- Given problem -
In the data below, find every line that has the string "Tome", and copy it.

══ Exercise materials

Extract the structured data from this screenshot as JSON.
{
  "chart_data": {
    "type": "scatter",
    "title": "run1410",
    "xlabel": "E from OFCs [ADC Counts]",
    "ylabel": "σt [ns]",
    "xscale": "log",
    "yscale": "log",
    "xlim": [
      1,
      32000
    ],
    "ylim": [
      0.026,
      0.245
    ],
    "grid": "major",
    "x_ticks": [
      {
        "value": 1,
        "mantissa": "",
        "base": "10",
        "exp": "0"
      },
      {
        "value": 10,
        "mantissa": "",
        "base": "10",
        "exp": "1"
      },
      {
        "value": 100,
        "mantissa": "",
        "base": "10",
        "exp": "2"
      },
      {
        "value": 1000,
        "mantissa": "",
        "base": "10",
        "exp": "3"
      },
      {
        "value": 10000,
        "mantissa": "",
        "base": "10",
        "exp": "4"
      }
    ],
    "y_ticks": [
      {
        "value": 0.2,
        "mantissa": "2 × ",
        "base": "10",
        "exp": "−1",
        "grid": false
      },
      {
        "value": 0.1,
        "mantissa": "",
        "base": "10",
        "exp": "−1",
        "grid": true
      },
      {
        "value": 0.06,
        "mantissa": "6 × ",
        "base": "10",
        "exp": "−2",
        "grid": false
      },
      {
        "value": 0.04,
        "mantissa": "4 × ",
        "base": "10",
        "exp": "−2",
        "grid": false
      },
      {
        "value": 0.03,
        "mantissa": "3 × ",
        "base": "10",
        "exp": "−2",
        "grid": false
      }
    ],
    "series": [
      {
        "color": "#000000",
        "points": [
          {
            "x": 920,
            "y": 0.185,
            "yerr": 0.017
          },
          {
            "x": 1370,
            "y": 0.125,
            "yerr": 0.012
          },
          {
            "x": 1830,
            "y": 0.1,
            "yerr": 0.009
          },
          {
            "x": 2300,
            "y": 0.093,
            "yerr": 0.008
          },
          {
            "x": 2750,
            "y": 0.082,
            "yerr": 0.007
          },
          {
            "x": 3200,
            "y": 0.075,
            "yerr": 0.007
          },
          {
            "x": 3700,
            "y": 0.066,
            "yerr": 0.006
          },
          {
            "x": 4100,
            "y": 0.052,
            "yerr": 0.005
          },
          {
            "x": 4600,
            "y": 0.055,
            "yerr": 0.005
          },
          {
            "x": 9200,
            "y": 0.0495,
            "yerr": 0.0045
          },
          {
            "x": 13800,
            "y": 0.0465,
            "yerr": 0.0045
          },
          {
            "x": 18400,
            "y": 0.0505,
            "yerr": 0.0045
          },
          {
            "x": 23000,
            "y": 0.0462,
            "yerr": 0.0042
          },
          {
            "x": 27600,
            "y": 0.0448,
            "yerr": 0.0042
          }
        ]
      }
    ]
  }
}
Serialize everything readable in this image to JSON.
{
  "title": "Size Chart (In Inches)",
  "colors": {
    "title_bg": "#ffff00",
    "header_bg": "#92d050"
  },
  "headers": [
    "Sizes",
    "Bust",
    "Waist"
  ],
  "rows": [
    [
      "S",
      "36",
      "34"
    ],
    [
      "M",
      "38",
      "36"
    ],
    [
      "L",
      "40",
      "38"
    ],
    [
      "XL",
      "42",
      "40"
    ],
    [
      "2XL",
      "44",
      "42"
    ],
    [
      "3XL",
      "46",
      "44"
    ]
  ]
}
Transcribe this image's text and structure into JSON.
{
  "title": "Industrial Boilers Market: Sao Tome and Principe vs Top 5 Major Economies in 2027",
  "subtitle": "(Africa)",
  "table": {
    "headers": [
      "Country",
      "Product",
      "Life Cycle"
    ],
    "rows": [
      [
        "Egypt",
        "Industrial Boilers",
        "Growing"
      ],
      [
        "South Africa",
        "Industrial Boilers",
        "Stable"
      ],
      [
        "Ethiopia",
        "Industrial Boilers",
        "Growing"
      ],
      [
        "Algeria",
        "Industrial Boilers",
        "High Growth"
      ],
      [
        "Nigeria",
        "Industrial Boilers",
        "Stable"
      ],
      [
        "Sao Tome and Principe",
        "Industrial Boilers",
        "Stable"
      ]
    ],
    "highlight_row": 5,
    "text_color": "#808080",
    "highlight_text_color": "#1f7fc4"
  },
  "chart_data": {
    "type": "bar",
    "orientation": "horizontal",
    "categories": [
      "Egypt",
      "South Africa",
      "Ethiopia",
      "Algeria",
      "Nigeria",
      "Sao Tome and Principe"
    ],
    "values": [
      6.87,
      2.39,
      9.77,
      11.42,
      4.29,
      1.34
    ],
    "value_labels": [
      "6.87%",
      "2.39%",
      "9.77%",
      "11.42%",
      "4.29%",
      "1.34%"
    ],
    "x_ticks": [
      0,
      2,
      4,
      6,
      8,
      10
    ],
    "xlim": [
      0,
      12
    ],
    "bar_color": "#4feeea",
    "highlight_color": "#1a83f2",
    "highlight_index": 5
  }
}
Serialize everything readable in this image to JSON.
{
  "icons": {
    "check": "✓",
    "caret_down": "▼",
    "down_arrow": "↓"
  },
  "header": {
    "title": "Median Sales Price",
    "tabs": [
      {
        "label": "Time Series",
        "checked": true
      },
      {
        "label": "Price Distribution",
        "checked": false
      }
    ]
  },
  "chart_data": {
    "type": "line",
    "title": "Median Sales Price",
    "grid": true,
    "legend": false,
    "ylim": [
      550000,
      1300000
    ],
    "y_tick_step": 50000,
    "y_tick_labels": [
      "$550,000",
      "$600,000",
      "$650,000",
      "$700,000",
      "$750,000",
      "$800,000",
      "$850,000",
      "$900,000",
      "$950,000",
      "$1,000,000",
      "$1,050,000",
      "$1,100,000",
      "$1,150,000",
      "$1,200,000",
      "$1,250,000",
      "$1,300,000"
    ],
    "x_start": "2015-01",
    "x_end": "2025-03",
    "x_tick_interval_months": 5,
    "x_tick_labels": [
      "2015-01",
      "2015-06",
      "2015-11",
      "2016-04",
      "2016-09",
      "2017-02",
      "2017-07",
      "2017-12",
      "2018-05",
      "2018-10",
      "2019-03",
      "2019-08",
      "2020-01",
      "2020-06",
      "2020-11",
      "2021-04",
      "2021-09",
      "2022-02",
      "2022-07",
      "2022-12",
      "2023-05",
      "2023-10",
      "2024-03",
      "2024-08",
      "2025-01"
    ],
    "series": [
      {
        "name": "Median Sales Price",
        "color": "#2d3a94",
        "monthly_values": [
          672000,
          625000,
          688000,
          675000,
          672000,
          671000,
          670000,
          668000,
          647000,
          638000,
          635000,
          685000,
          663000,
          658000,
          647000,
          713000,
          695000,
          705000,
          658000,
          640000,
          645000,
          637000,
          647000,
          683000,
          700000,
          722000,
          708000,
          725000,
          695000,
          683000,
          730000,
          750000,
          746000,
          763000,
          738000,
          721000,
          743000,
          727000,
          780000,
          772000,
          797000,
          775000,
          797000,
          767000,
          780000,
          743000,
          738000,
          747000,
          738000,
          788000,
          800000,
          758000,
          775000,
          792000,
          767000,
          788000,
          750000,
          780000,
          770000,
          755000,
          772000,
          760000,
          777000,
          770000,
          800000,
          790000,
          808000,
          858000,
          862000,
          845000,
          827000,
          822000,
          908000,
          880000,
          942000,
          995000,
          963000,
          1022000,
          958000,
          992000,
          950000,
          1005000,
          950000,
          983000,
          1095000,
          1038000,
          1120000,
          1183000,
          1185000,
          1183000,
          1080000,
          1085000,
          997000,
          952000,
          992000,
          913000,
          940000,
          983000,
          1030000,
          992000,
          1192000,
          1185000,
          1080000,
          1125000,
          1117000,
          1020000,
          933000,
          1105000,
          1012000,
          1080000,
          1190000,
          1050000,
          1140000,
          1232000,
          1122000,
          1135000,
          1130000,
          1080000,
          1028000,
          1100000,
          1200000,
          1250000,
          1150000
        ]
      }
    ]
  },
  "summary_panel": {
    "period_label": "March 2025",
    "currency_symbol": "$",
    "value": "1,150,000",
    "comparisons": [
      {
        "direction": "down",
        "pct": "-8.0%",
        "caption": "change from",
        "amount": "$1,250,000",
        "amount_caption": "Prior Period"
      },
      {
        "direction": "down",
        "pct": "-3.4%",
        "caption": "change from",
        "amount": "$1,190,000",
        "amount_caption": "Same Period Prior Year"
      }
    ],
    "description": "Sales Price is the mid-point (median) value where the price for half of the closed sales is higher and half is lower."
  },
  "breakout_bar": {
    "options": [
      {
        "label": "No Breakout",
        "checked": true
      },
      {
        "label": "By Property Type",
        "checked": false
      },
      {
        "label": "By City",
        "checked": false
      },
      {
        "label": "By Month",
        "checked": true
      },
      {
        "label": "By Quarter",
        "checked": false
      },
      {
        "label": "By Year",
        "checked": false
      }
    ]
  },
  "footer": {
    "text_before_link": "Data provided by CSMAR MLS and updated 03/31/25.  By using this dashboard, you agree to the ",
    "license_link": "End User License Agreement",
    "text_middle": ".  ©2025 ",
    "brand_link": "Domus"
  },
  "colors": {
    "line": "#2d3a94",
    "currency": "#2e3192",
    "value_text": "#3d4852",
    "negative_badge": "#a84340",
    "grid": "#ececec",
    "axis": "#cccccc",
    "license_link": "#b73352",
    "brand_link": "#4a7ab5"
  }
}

════

- Exercise solution -
  "title": "Industrial Boilers Market: Sao Tome and Principe vs Top 5 Major Economies in 2027",
        "Sao Tome and Principe",
      "Sao Tome and Principe"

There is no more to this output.